Exercise description. Copy the data that follows, character for character, minus the pictures.

— start Material for this exercise —

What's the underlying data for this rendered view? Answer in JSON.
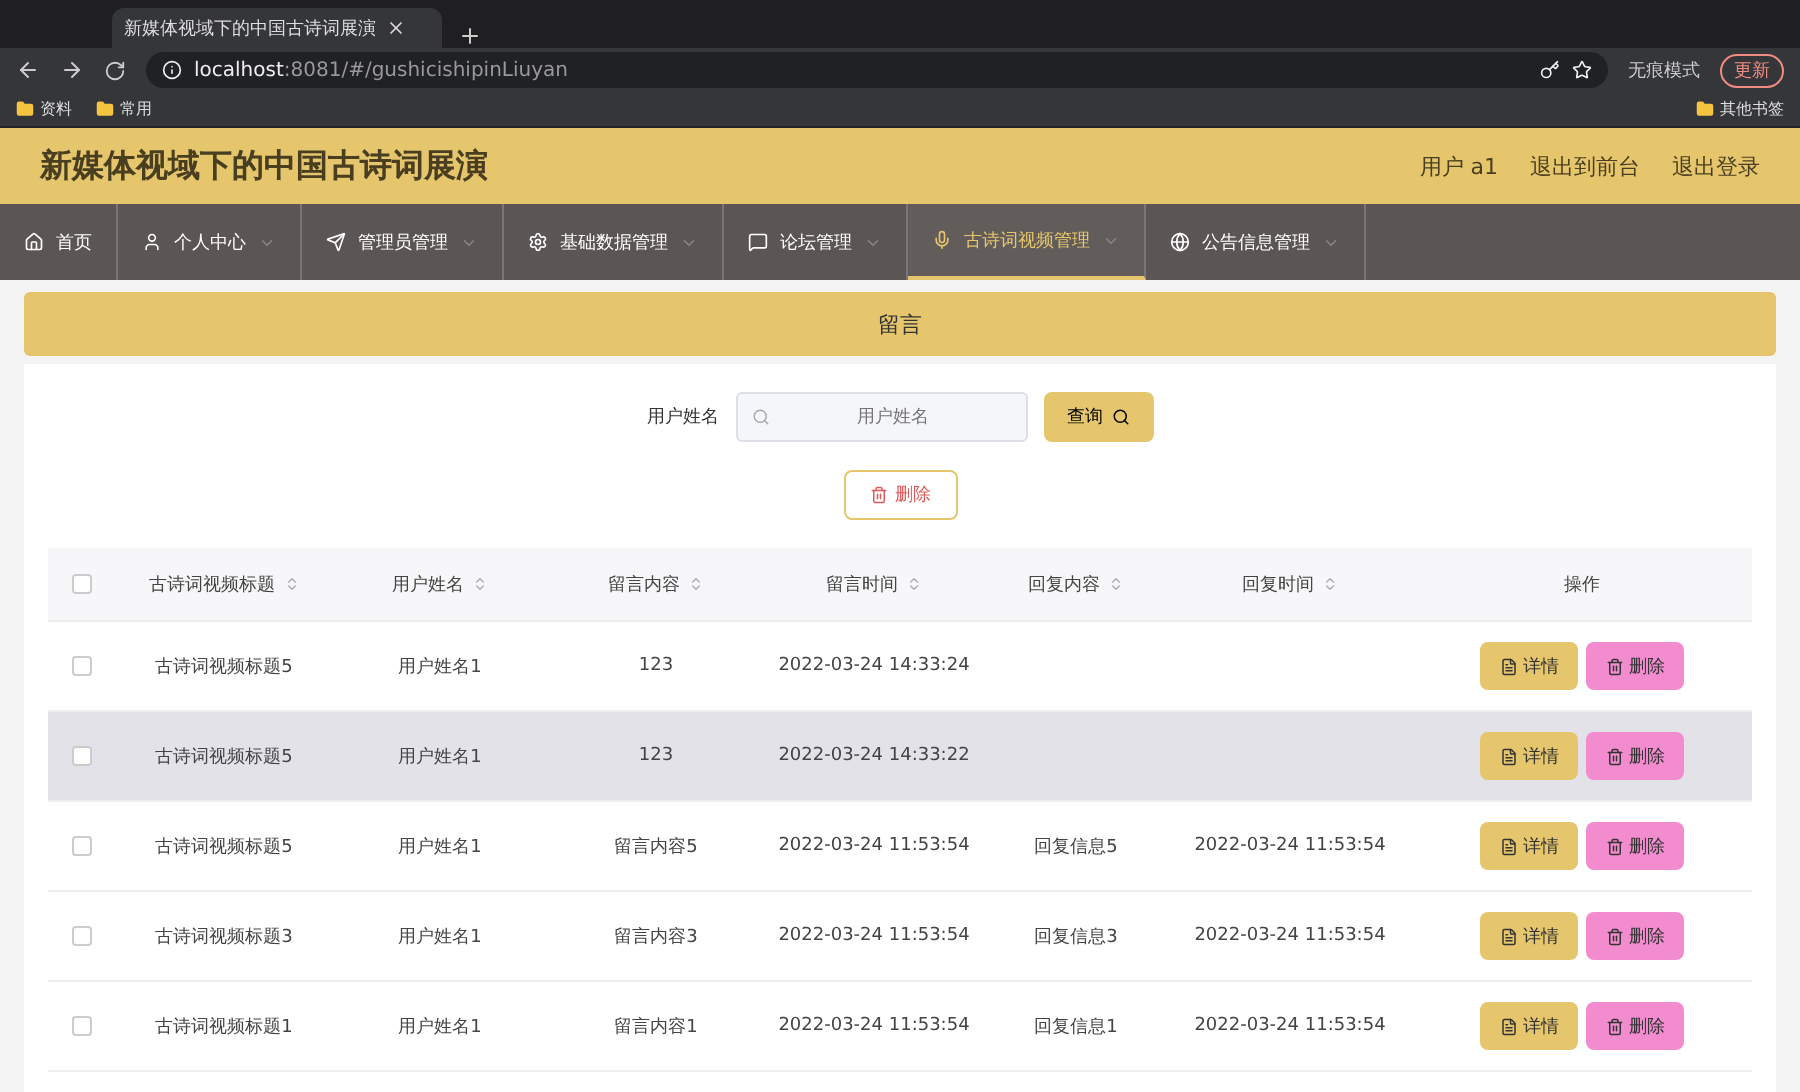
{
  "browser": {
    "tab_title": "新媒体视域下的中国古诗词展演",
    "url_host": "localhost",
    "url_rest": ":8081/#/gushicishipinLiuyan",
    "profile": "无痕模式",
    "update": "更新",
    "bookmarks": [
      "资料",
      "常用"
    ],
    "other_bookmarks": "其他书签"
  },
  "header": {
    "title": "新媒体视域下的中国古诗词展演",
    "user": "用户 a1",
    "links": [
      "退出到前台",
      "退出登录"
    ]
  },
  "nav": [
    {
      "label": "首页",
      "selected": false,
      "dropdown": false
    },
    {
      "label": "个人中心",
      "selected": false,
      "dropdown": true
    },
    {
      "label": "管理员管理",
      "selected": false,
      "dropdown": true
    },
    {
      "label": "基础数据管理",
      "selected": false,
      "dropdown": true
    },
    {
      "label": "论坛管理",
      "selected": false,
      "dropdown": true
    },
    {
      "label": "古诗词视频管理",
      "selected": true,
      "dropdown": true
    },
    {
      "label": "公告信息管理",
      "selected": false,
      "dropdown": true
    }
  ],
  "banner": {
    "title": "留言"
  },
  "search": {
    "label": "用户姓名",
    "placeholder": "用户姓名",
    "button": "查询"
  },
  "delete_button": "删除",
  "table": {
    "all_checked": false,
    "columns": [
      "古诗词视频标题",
      "用户姓名",
      "留言内容",
      "留言时间",
      "回复内容",
      "回复时间",
      "操作"
    ],
    "rows": [
      {
        "cells": [
          "古诗词视频标题5",
          "用户姓名1",
          "123",
          "2022-03-24 14:33:24",
          "",
          ""
        ],
        "actions": [
          "详情",
          "删除"
        ],
        "checked": false,
        "hovered": false
      },
      {
        "cells": [
          "古诗词视频标题5",
          "用户姓名1",
          "123",
          "2022-03-24 14:33:22",
          "",
          ""
        ],
        "actions": [
          "详情",
          "删除"
        ],
        "checked": false,
        "hovered": true
      },
      {
        "cells": [
          "古诗词视频标题5",
          "用户姓名1",
          "留言内容5",
          "2022-03-24 11:53:54",
          "回复信息5",
          "2022-03-24 11:53:54"
        ],
        "actions": [
          "详情",
          "删除"
        ],
        "checked": false,
        "hovered": false
      },
      {
        "cells": [
          "古诗词视频标题3",
          "用户姓名1",
          "留言内容3",
          "2022-03-24 11:53:54",
          "回复信息3",
          "2022-03-24 11:53:54"
        ],
        "actions": [
          "详情",
          "删除"
        ],
        "checked": false,
        "hovered": false
      },
      {
        "cells": [
          "古诗词视频标题1",
          "用户姓名1",
          "留言内容1",
          "2022-03-24 11:53:54",
          "回复信息1",
          "2022-03-24 11:53:54"
        ],
        "actions": [
          "详情",
          "删除"
        ],
        "checked": false,
        "hovered": false
      }
    ]
  }
}
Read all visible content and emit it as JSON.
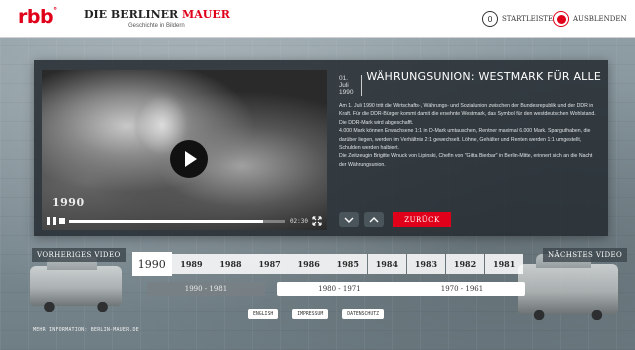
{
  "header": {
    "logo_rbb": "rbb",
    "logo_rbb_mark": "°",
    "logo_title_part1": "DIE BERLINER",
    "logo_title_part2": "MAUER",
    "logo_subtitle": "Geschichte in Bildern",
    "startleiste": {
      "icon_text": "0",
      "label": "STARTLEISTE"
    },
    "ausblenden": {
      "label": "AUSBLENDEN"
    }
  },
  "video": {
    "year_overlay": "1990",
    "time": "02:30",
    "progress": 0.9
  },
  "article": {
    "date": "01. Juli 1990",
    "title": "WÄHRUNGSUNION: WESTMARK FÜR ALLE",
    "paragraphs": [
      "Am 1. Juli 1990 tritt die Wirtschafts-, Währungs- und Sozialunion zwischen der Bundesrepublik und der DDR in Kraft. Für die DDR-Bürger kommt damit die ersehnte Westmark, das Symbol für den westdeutschen Wohlstand. Die DDR-Mark wird abgeschafft.",
      "4.000 Mark können Erwachsene 1:1 in D-Mark umtauschen, Rentner maximal 6.000 Mark. Sparguthaben, die darüber liegen, werden im Verhältnis 2:1 gewechselt. Löhne, Gehälter und Renten werden 1:1 umgestellt, Schulden werden halbiert.",
      "Die Zeitzeugin Brigitte Wnuck von Lipinski, Chefin von \"Gitta Bierbar\" in Berlin-Mitte, erinnert sich an die Nacht der Währungsunion."
    ],
    "back_label": "ZURÜCK"
  },
  "timeline": {
    "prev_label": "VORHERIGES VIDEO",
    "next_label": "NÄCHSTES VIDEO",
    "years": [
      "1990",
      "1989",
      "1988",
      "1987",
      "1986",
      "1985",
      "1984",
      "1983",
      "1982",
      "1981"
    ],
    "active_year": "1990",
    "ranges": [
      "1990 - 1981",
      "1980 - 1971",
      "1970 - 1961"
    ]
  },
  "footer": {
    "links": [
      "ENGLISH",
      "IMPRESSUM",
      "DATENSCHUTZ"
    ],
    "note": "MEHR INFORMATION: BERLIN-MAUER.DE"
  },
  "colors": {
    "accent_red": "#e1001a",
    "panel_bg": "#232a30"
  }
}
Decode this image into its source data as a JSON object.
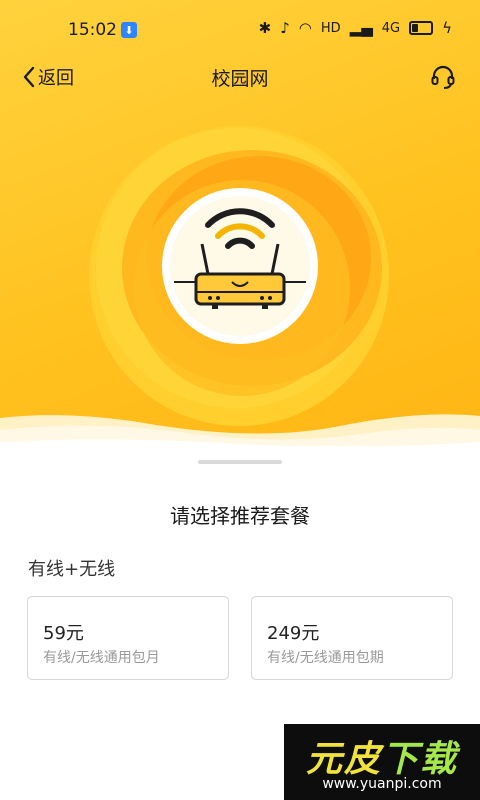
{
  "status_bar": {
    "time": "15:02",
    "network_label": "HD",
    "signal_4g": "4G"
  },
  "nav": {
    "back_label": "返回",
    "title": "校园网"
  },
  "sheet": {
    "title": "请选择推荐套餐",
    "section_label": "有线+无线",
    "plans": [
      {
        "price": "59元",
        "description": "有线/无线通用包月"
      },
      {
        "price": "249元",
        "description": "有线/无线通用包期"
      }
    ]
  },
  "watermark": {
    "text_1": "元皮",
    "text_2": "下载",
    "url": "www.yuanpi.com"
  },
  "colors": {
    "hero_yellow": "#ffc21f",
    "sun_orange": "#ff9a12",
    "card_border": "#d6d6d6"
  }
}
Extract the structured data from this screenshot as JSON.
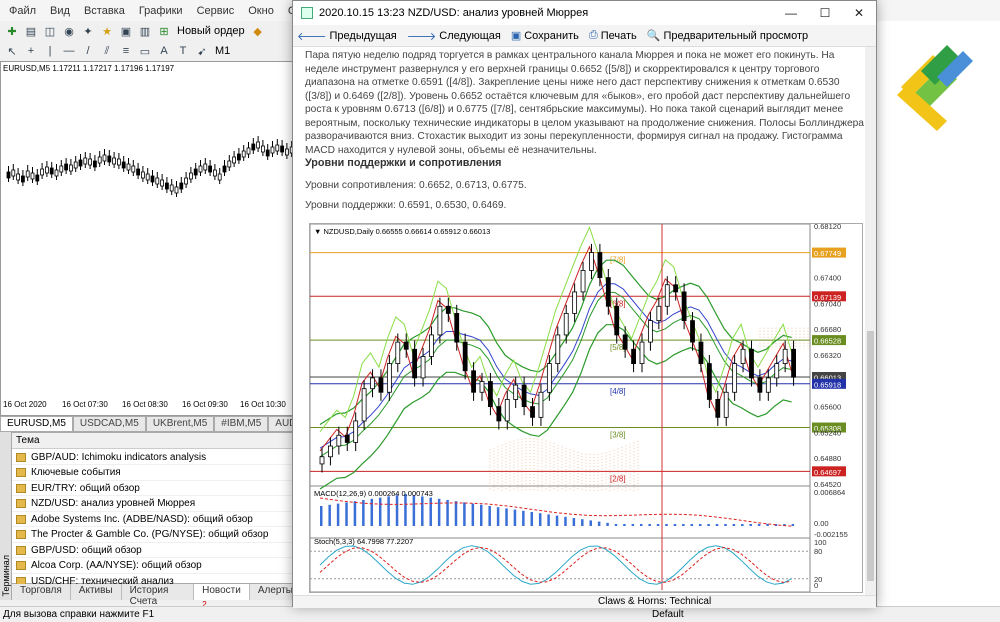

— end Material for this exercise —

Solution to this problem.
What's the underlying data for this rendered view? Answer in JSON.
{
  "browser": {
    "tab_title": "新媒体视域下的中国古诗词展演",
    "url_host": "localhost",
    "url_rest": ":8081/#/gushicishipinLiuyan",
    "profile": "无痕模式",
    "update": "更新",
    "bookmarks": [
      "资料",
      "常用"
    ],
    "other_bookmarks": "其他书签"
  },
  "header": {
    "title": "新媒体视域下的中国古诗词展演",
    "user": "用户 a1",
    "links": [
      "退出到前台",
      "退出登录"
    ]
  },
  "nav": [
    {
      "label": "首页",
      "selected": false,
      "dropdown": false
    },
    {
      "label": "个人中心",
      "selected": false,
      "dropdown": true
    },
    {
      "label": "管理员管理",
      "selected": false,
      "dropdown": true
    },
    {
      "label": "基础数据管理",
      "selected": false,
      "dropdown": true
    },
    {
      "label": "论坛管理",
      "selected": false,
      "dropdown": true
    },
    {
      "label": "古诗词视频管理",
      "selected": true,
      "dropdown": true
    },
    {
      "label": "公告信息管理",
      "selected": false,
      "dropdown": true
    }
  ],
  "banner": {
    "title": "留言"
  },
  "search": {
    "label": "用户姓名",
    "placeholder": "用户姓名",
    "button": "查询"
  },
  "delete_button": "删除",
  "table": {
    "all_checked": false,
    "columns": [
      "古诗词视频标题",
      "用户姓名",
      "留言内容",
      "留言时间",
      "回复内容",
      "回复时间",
      "操作"
    ],
    "rows": [
      {
        "cells": [
          "古诗词视频标题5",
          "用户姓名1",
          "123",
          "2022-03-24 14:33:24",
          "",
          ""
        ],
        "actions": [
          "详情",
          "删除"
        ],
        "checked": false,
        "hovered": false
      },
      {
        "cells": [
          "古诗词视频标题5",
          "用户姓名1",
          "123",
          "2022-03-24 14:33:22",
          "",
          ""
        ],
        "actions": [
          "详情",
          "删除"
        ],
        "checked": false,
        "hovered": true
      },
      {
        "cells": [
          "古诗词视频标题5",
          "用户姓名1",
          "留言内容5",
          "2022-03-24 11:53:54",
          "回复信息5",
          "2022-03-24 11:53:54"
        ],
        "actions": [
          "详情",
          "删除"
        ],
        "checked": false,
        "hovered": false
      },
      {
        "cells": [
          "古诗词视频标题3",
          "用户姓名1",
          "留言内容3",
          "2022-03-24 11:53:54",
          "回复信息3",
          "2022-03-24 11:53:54"
        ],
        "actions": [
          "详情",
          "删除"
        ],
        "checked": false,
        "hovered": false
      },
      {
        "cells": [
          "古诗词视频标题1",
          "用户姓名1",
          "留言内容1",
          "2022-03-24 11:53:54",
          "回复信息1",
          "2022-03-24 11:53:54"
        ],
        "actions": [
          "详情",
          "删除"
        ],
        "checked": false,
        "hovered": false
      }
    ]
  }
}
Read all visible content and emit it as JSON.
{
  "header": {
    "logo_rbb": "rbb",
    "logo_rbb_mark": "°",
    "logo_title_part1": "DIE BERLINER",
    "logo_title_part2": "MAUER",
    "logo_subtitle": "Geschichte in Bildern",
    "startleiste": {
      "icon_text": "0",
      "label": "STARTLEISTE"
    },
    "ausblenden": {
      "label": "AUSBLENDEN"
    }
  },
  "video": {
    "year_overlay": "1990",
    "time": "02:30",
    "progress": 0.9
  },
  "article": {
    "date": "01. Juli 1990",
    "title": "WÄHRUNGSUNION: WESTMARK FÜR ALLE",
    "paragraphs": [
      "Am 1. Juli 1990 tritt die Wirtschafts-, Währungs- und Sozialunion zwischen der Bundesrepublik und der DDR in Kraft. Für die DDR-Bürger kommt damit die ersehnte Westmark, das Symbol für den westdeutschen Wohlstand. Die DDR-Mark wird abgeschafft.",
      "4.000 Mark können Erwachsene 1:1 in D-Mark umtauschen, Rentner maximal 6.000 Mark. Sparguthaben, die darüber liegen, werden im Verhältnis 2:1 gewechselt. Löhne, Gehälter und Renten werden 1:1 umgestellt, Schulden werden halbiert.",
      "Die Zeitzeugin Brigitte Wnuck von Lipinski, Chefin von \"Gitta Bierbar\" in Berlin-Mitte, erinnert sich an die Nacht der Währungsunion."
    ],
    "back_label": "ZURÜCK"
  },
  "timeline": {
    "prev_label": "VORHERIGES VIDEO",
    "next_label": "NÄCHSTES VIDEO",
    "years": [
      "1990",
      "1989",
      "1988",
      "1987",
      "1986",
      "1985",
      "1984",
      "1983",
      "1982",
      "1981"
    ],
    "active_year": "1990",
    "ranges": [
      "1990 - 1981",
      "1980 - 1971",
      "1970 - 1961"
    ]
  },
  "footer": {
    "links": [
      "ENGLISH",
      "IMPRESSUM",
      "DATENSCHUTZ"
    ],
    "note": "MEHR INFORMATION: BERLIN-MAUER.DE"
  },
  "colors": {
    "accent_red": "#e1001a",
    "panel_bg": "#232a30"
  }
}
Decode this image into its source data as a JSON object.
{
  "status_bar": {
    "time": "15:02",
    "network_label": "HD",
    "signal_4g": "4G"
  },
  "nav": {
    "back_label": "返回",
    "title": "校园网"
  },
  "sheet": {
    "title": "请选择推荐套餐",
    "section_label": "有线+无线",
    "plans": [
      {
        "price": "59元",
        "description": "有线/无线通用包月"
      },
      {
        "price": "249元",
        "description": "有线/无线通用包期"
      }
    ]
  },
  "watermark": {
    "text_1": "元皮",
    "text_2": "下载",
    "url": "www.yuanpi.com"
  },
  "colors": {
    "hero_yellow": "#ffc21f",
    "sun_orange": "#ff9a12",
    "card_border": "#d6d6d6"
  }
}
Extract the structured data from this screenshot as JSON.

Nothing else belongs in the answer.